_WRITTEN REQUEST_: Lines holding the string "年版的第" are the ones to copy; find them all in the data.

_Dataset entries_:
[BEGIN]

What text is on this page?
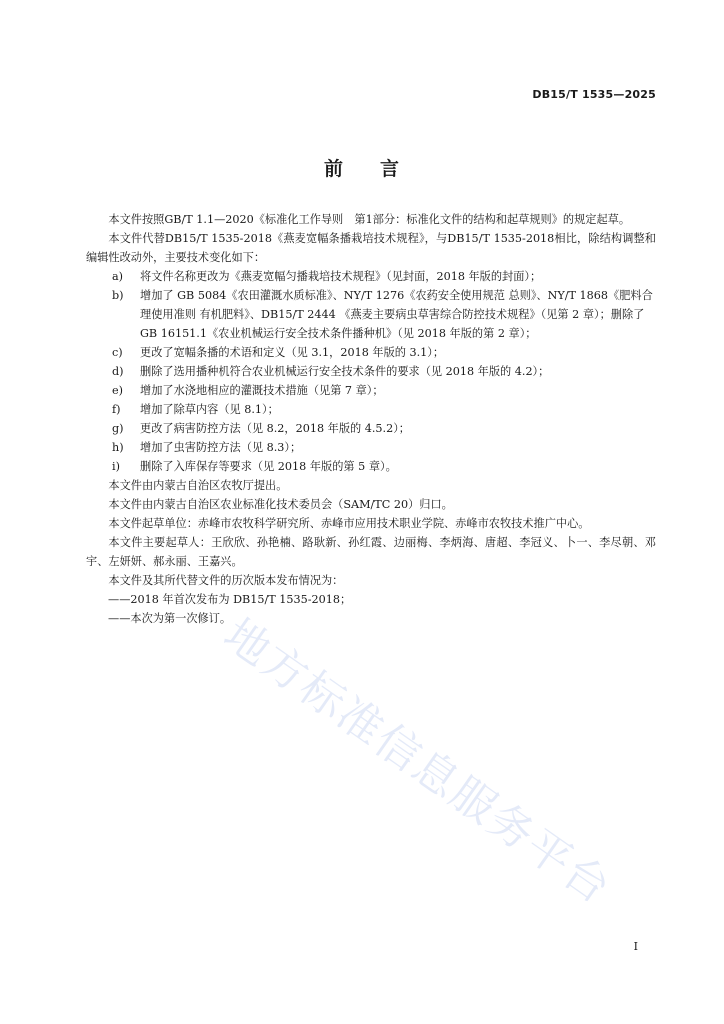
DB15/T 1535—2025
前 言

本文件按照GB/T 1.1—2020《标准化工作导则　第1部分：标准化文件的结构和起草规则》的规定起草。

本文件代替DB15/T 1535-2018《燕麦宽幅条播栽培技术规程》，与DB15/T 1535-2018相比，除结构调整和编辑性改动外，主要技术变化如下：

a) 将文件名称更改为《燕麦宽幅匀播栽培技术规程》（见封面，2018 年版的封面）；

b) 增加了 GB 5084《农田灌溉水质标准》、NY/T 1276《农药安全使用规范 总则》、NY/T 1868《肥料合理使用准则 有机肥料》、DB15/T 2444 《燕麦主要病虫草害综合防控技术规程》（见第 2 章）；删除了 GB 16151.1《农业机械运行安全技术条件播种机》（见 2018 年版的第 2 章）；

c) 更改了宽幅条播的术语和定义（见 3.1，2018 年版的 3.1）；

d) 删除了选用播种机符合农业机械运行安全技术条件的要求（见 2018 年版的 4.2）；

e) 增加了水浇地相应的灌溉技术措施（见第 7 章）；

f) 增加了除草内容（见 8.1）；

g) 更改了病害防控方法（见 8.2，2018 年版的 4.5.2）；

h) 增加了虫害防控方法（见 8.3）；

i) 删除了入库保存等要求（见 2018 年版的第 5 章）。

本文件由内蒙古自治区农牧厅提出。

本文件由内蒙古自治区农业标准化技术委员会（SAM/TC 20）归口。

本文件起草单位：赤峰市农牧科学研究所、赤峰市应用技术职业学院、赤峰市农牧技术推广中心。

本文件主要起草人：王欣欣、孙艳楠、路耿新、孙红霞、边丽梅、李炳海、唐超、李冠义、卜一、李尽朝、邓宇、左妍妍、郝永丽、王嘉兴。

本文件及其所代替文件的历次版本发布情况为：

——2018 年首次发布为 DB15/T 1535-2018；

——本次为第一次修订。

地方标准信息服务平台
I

[END]

_ANSWER BELOW_:
b) 增加了 GB 5084《农田灌溉水质标准》、NY/T 1276《农药安全使用规范 总则》、NY/T 1868《肥料合理使用准则 有机肥料》、DB15/T 2444 《燕麦主要病虫草害综合防控技术规程》（见第 2 章）；删除了 GB 16151.1《农业机械运行安全技术条件播种机》（见 2018 年版的第 2 章）；
i) 删除了入库保存等要求（见 2018 年版的第 5 章）。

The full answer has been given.